● WHAT YOU ARE ASKED TO DO:
Please pull out every line that includes the string "body".

Data excerpts
[START]

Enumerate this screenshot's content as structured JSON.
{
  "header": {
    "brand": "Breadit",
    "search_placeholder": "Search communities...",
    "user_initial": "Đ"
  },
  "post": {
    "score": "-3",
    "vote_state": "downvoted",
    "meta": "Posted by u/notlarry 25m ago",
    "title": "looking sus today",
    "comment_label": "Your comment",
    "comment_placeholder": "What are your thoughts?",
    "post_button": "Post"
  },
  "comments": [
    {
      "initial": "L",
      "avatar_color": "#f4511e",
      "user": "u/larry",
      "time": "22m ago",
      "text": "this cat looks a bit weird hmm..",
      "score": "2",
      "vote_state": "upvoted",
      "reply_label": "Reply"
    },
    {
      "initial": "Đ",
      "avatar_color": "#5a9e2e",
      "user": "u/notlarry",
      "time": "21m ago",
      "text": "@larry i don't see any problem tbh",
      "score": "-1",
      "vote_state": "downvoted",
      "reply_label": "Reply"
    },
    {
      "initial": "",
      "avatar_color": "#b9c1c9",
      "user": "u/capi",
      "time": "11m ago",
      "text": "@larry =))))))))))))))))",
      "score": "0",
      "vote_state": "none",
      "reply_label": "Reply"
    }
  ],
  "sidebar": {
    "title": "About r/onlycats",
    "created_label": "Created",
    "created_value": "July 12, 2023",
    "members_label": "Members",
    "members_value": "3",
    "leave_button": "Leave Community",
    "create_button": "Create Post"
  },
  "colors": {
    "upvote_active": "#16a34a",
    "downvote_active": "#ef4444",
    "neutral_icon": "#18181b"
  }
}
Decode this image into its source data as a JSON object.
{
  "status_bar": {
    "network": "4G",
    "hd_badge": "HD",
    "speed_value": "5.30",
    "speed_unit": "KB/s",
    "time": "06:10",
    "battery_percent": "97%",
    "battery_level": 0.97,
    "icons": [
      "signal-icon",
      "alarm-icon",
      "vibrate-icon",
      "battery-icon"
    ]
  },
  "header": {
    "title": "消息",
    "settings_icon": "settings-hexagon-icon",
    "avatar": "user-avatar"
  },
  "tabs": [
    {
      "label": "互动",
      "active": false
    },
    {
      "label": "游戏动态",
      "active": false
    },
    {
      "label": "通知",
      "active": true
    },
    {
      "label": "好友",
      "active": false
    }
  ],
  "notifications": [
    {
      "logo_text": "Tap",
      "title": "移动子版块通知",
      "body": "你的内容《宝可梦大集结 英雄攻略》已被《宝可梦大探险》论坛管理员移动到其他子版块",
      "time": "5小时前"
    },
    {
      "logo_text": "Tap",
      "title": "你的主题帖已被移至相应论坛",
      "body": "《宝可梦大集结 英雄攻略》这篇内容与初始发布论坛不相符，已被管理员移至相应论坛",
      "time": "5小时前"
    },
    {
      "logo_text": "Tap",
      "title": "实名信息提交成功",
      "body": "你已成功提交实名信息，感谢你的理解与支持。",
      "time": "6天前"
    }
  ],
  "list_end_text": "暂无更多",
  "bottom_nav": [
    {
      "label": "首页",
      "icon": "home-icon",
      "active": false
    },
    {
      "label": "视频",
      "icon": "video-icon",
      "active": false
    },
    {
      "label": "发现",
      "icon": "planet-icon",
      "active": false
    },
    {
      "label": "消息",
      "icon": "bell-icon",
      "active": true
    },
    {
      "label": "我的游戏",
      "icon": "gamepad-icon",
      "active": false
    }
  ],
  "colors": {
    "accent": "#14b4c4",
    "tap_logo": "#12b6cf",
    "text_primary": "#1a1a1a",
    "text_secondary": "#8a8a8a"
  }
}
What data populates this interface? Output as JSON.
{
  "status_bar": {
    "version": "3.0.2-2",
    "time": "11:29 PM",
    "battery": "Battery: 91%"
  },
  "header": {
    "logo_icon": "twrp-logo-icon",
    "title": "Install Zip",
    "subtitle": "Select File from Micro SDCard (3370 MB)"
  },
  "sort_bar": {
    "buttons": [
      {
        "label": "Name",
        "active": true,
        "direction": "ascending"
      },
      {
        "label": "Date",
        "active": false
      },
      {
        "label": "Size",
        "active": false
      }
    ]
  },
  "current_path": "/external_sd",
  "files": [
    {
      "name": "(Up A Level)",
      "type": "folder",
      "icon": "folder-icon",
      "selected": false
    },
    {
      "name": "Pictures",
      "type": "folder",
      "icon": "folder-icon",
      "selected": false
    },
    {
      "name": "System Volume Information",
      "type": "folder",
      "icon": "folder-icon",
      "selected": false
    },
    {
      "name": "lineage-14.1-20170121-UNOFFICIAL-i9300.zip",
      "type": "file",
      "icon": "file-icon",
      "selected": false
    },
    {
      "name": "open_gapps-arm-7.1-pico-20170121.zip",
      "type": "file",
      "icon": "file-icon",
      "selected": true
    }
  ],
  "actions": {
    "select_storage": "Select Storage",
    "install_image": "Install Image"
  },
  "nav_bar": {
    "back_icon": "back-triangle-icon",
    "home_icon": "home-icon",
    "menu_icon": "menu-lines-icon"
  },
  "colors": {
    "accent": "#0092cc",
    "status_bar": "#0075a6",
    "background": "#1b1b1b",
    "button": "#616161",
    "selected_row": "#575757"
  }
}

[END]

● COMPLETE ANSWER:
      "body": "你的内容《宝可梦大集结 英雄攻略》已被《宝可梦大探险》论坛管理员移动到其他子版块",
      "body": "《宝可梦大集结 英雄攻略》这篇内容与初始发布论坛不相符，已被管理员移至相应论坛",
      "body": "你已成功提交实名信息，感谢你的理解与支持。",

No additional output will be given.